* Requirements *
Which lines below hold the word "more"? Copy all of them.

* Recorded data *
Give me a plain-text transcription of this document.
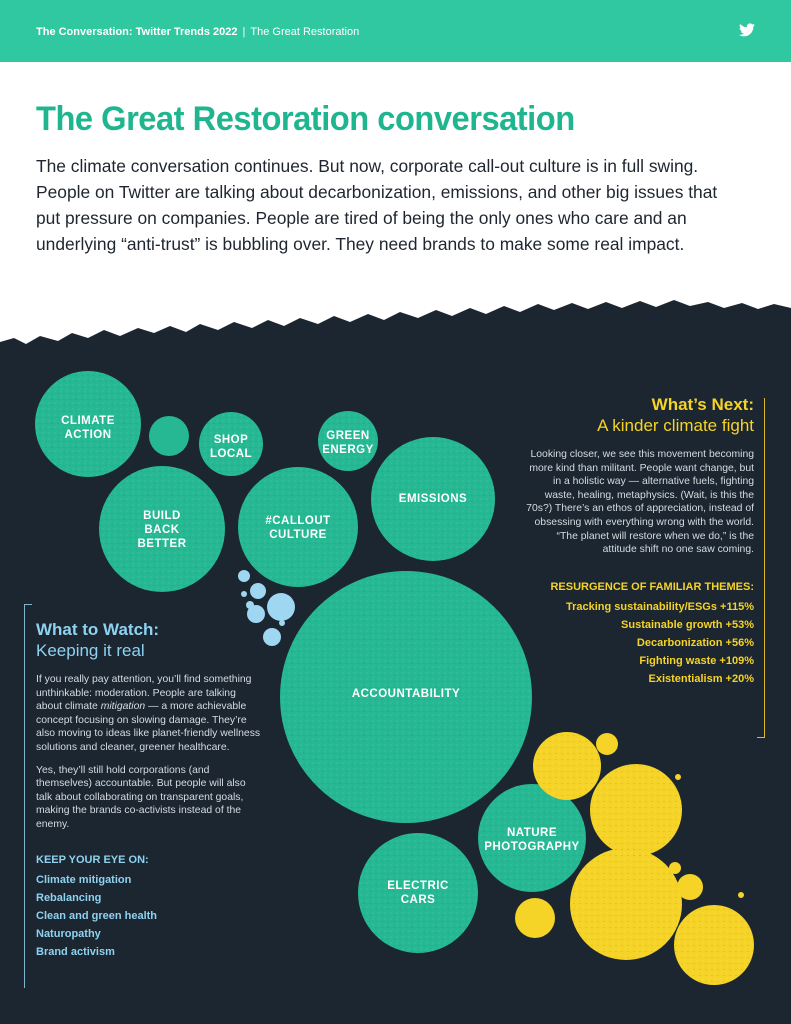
The Conversation: Twitter Trends 2022 | The Great Restoration
The Great Restoration conversation

The climate conversation continues. But now, corporate call-out culture is in full swing. People on Twitter are talking about decarbonization, emissions, and other big issues that put pressure on companies. People are tired of being the only ones who care and an underlying “anti-trust” is bubbling over. They need brands to make some real impact.

CLIMATE ACTION	SHOP LOCAL
GREEN ENERGY
EMISSIONS
BUILD BACK BETTER
#CALLOUT CULTURE
ACCOUNTABILITY
NATURE PHOTOGRAPHY
ELECTRIC CARS
What’s Next:
A kinder climate fight

Looking closer, we see this movement becoming more kind than militant. People want change, but in a holistic way — alternative fuels, fighting waste, healing, metaphysics. (Wait, is this the 70s?) There’s an ethos of appreciation, instead of obsessing with everything wrong with the world. “The planet will restore when we do,” is the attitude shift no one saw coming.

RESURGENCE OF FAMILIAR THEMES:
Tracking sustainability/ESGs +115%
Sustainable growth +53%
Decarbonization +56%
Fighting waste +109%
Existentialism +20%
What to Watch:
Keeping it real

If you really pay attention, you’ll find something unthinkable: moderation. People are talking about climate mitigation — a more achievable concept focusing on slowing damage. They’re also moving to ideas like planet-friendly wellness solutions and cleaner, greener healthcare.

Yes, they’ll still hold corporations (and themselves) accountable. But people will also talk about collaborating on transparent goals, making the brands co-activists instead of the enemy.

KEEP YOUR EYE ON:
Climate mitigation
Rebalancing
Clean and green health
Naturopathy
Brand activism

* Answer to this task *
Looking closer, we see this movement becoming more kind than militant. People want change, but in a holistic way — alternative fuels, fighting waste, healing, metaphysics. (Wait, is this the 70s?) There’s an ethos of appreciation, instead of obsessing with everything wrong with the world. “The planet will restore when we do,” is the attitude shift no one saw coming.
If you really pay attention, you’ll find something unthinkable: moderation. People are talking about climate mitigation — a more achievable concept focusing on slowing damage. They’re also moving to ideas like planet-friendly wellness solutions and cleaner, greener healthcare.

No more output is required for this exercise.